__源文档__:
▶

Scrapy简介

Scrapy HomePage

概览

Scrapy是一个python爬虫框架,用于抓取网站上的数据。

一个示例爬虫

import scrapy


class QuotesSpider(scrapy.Spider):
    name = 'quotes'
    start_urls = [
        'http://quotes.toscrape.com/tag/humor/',
    ]

    def parse(self, response):
        for quote in response.css('div.quote'):
            yield {
                'author': quote.xpath('span/small/text()').get(),
                'text': quote.css('span.text::text').get(),
            }

        next_page = response.css('li.next a::attr("href")').get()
        if next_page is not None:
            yield response.follow(next_page, self.parse)

这个爬虫从示例网站爬取数据。

把上面的代码保存到一个文件中,比如quotes_spider.py,然后使用runspider命令运行这个爬虫。

scrapy runspider quotes_spider.py -o quotes.json

当运行结束之后,会生成一个json文件quotes.json,里面包含爬取到的数据。

[{
    "author": "Jane Austen",
    "text": "\u201cThe person, be it gentleman or lady, who has not pleasure in a good novel, must be intolerably stupid.\u201d"
},
{
    "author": "Groucho Marx",
    "text": "\u201cOutside of a dog, a book is man's best friend. Inside of a dog it's too dark to read.\u201d"
},
{
    "author": "Steve Martin",
    "text": "\u201cA day without sunshine is like, you know, night.\u201d"
},
...]

发生了什么

当你运行scrapy runspider quotes_spider.py时,scrapy找到该文件中定义的爬虫(QuotesSpider是一个爬虫类,必须继承Spider类),然后通过crawler引擎运行这个爬虫。
crawl首先向start_urls指定的地址发送请求(request),然后使用默认的回调方法parse(response)处理响应。
在parse方法中,我们可以使用CSS选择器和XPath选择器从response中提取我们感兴趣的数据,保存起来(也可以直接打印出来)。
这个例子中,会寻找下一个连接(next_page = response.css(‘li.next a::attr(“href”)’).get()),针对下一个连接重复上面的过程。
需要注意的是,request是异步处理的,就是说,如果有两个request,不会等到第一个request处理结束才发送第二个request,会直接发送第二个request。

scrapy的功能

  • 通过CSS选择器和XPath选择器选择感兴趣的数据
  • 交互式shell console用于调试
  • 可以生成json、xml、csv格式的数据

安装scrapy

可以使用pip安装

pip install scrapy

当然有时候需要提前安装一些依赖包,可以根据log自行分析需要安装的包。

官方推荐我们把scrapy安装到一个独立的虚拟的python环境中,因为如果直接安装到系统环境中,有时候会产生一些包依赖之间的冲突。
关于虚拟运行环境,大家可以参考这个链接: Virtual Environment and Packages
下面是我的安装脚本(只测试过在RHEL上面运行)

◀

__数据集记录__:
▶

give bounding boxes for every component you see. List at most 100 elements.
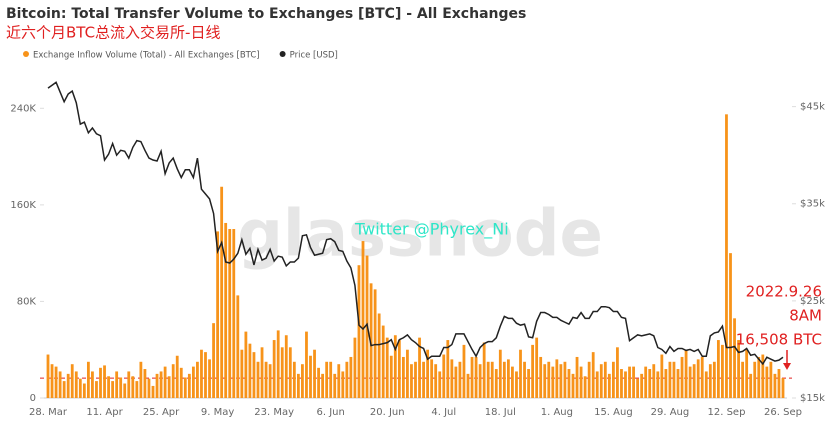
bar	[668, 361, 672, 398]
bar	[438, 371, 442, 398]
bar	[462, 344, 466, 398]
bar	[494, 369, 498, 398]
bar	[119, 377, 123, 398]
bar	[244, 331, 248, 398]
bar	[591, 352, 595, 398]
bar	[74, 371, 78, 398]
bar	[611, 361, 615, 398]
bar	[389, 355, 393, 398]
bar	[781, 378, 785, 398]
bar	[175, 355, 179, 398]
bar	[535, 337, 539, 398]
bar	[260, 347, 264, 398]
bar	[583, 376, 587, 398]
bar	[232, 229, 236, 398]
chart-subtitle: 近六个月BTC总流入交易所-日线	[6, 24, 220, 42]
bar	[212, 323, 215, 398]
bar	[660, 354, 664, 398]
bar	[434, 364, 438, 398]
bar	[264, 361, 268, 398]
annotation-arrowhead	[783, 363, 791, 370]
bar	[527, 369, 530, 398]
bar	[171, 364, 175, 398]
bar	[276, 330, 280, 398]
x-tick-label: 1. Aug	[541, 407, 573, 418]
bar	[397, 340, 401, 398]
bar	[155, 373, 159, 398]
x-tick-label: 15. Aug	[594, 407, 633, 418]
bar	[345, 361, 349, 398]
bar	[187, 373, 191, 398]
bar	[664, 369, 668, 398]
bar	[292, 361, 296, 398]
annotation-text: 16,508 BTC	[736, 331, 822, 349]
bar	[236, 295, 240, 398]
bar	[640, 373, 644, 398]
bar	[151, 385, 155, 398]
bar	[349, 356, 353, 398]
bar	[741, 361, 745, 398]
bar	[761, 354, 765, 398]
bar	[519, 349, 522, 398]
bar	[62, 381, 66, 398]
x-tick-label: 6. Jun	[317, 407, 345, 418]
bar	[208, 359, 211, 398]
bar	[563, 361, 567, 398]
credit: Twitter @Phyrex_Ni	[354, 220, 509, 240]
bar	[280, 347, 284, 398]
bar	[228, 229, 232, 398]
bar	[139, 361, 143, 398]
bar	[559, 364, 563, 398]
bar	[523, 361, 526, 398]
x-tick-label: 25. Apr	[143, 407, 180, 418]
bar	[410, 364, 413, 398]
bar	[333, 373, 337, 398]
y-tick-label: 240K	[10, 103, 36, 114]
bar	[95, 381, 98, 398]
bar	[652, 364, 656, 398]
bar	[603, 361, 607, 398]
bar	[474, 356, 478, 398]
y-tick-label: 80K	[17, 296, 37, 307]
bar	[765, 366, 769, 398]
bar	[401, 356, 405, 398]
x-tick-label: 26. Sep	[764, 407, 802, 418]
bar	[99, 367, 102, 398]
bar	[46, 354, 50, 398]
annotation-text: 8AM	[789, 307, 822, 325]
y-tick-label: 160K	[10, 200, 36, 211]
bar	[506, 359, 510, 398]
bar	[587, 361, 591, 398]
bar	[729, 253, 732, 398]
bar	[454, 366, 458, 398]
legend-label: Exchange Inflow Volume (Total) - All Exc…	[33, 51, 260, 61]
bar	[567, 369, 571, 398]
bar	[58, 371, 62, 398]
bar	[757, 356, 761, 398]
bar	[296, 373, 300, 398]
annotation-text: 2022.9.26	[746, 283, 822, 301]
bar	[123, 383, 127, 398]
bar	[721, 344, 724, 398]
bar	[288, 347, 292, 398]
bar	[773, 373, 777, 398]
bar	[648, 369, 652, 398]
bar	[240, 349, 244, 398]
bar	[418, 337, 421, 398]
y2-tick-label: $25k	[800, 296, 825, 307]
bar	[353, 337, 357, 398]
y2-tick-label: $35k	[800, 199, 825, 210]
bar	[498, 349, 502, 398]
bar	[159, 371, 163, 398]
bar	[676, 369, 680, 398]
bar	[753, 361, 757, 398]
bar	[511, 366, 514, 398]
bar	[91, 371, 94, 398]
bar	[268, 364, 272, 398]
bar	[539, 356, 543, 398]
bar	[616, 347, 619, 398]
bar	[337, 364, 341, 398]
bar	[381, 325, 385, 398]
bar	[107, 376, 110, 398]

◀

__任务说明__:
照录Scrapy简介中的一段文字:从含有“当然有时候需要提前安装一些依赖包,可以根据log自行分析需要安装的包。”的地方起,抄到“下面是我的安装脚本(只测试过在RHEL上面运行)”为止,一字不改。 作答时只以这篇Scrapy简介为依据。

__作答内容__:
当然有时候需要提前安装一些依赖包,可以根据log自行分析需要安装的包。

官方推荐我们把scrapy安装到一个独立的虚拟的python环境中,因为如果直接安装到系统环境中,有时候会产生一些包依赖之间的冲突。
关于虚拟运行环境,大家可以参考这个链接: Virtual Environment and Packages
下面是我的安装脚本(只测试过在RHEL上面运行)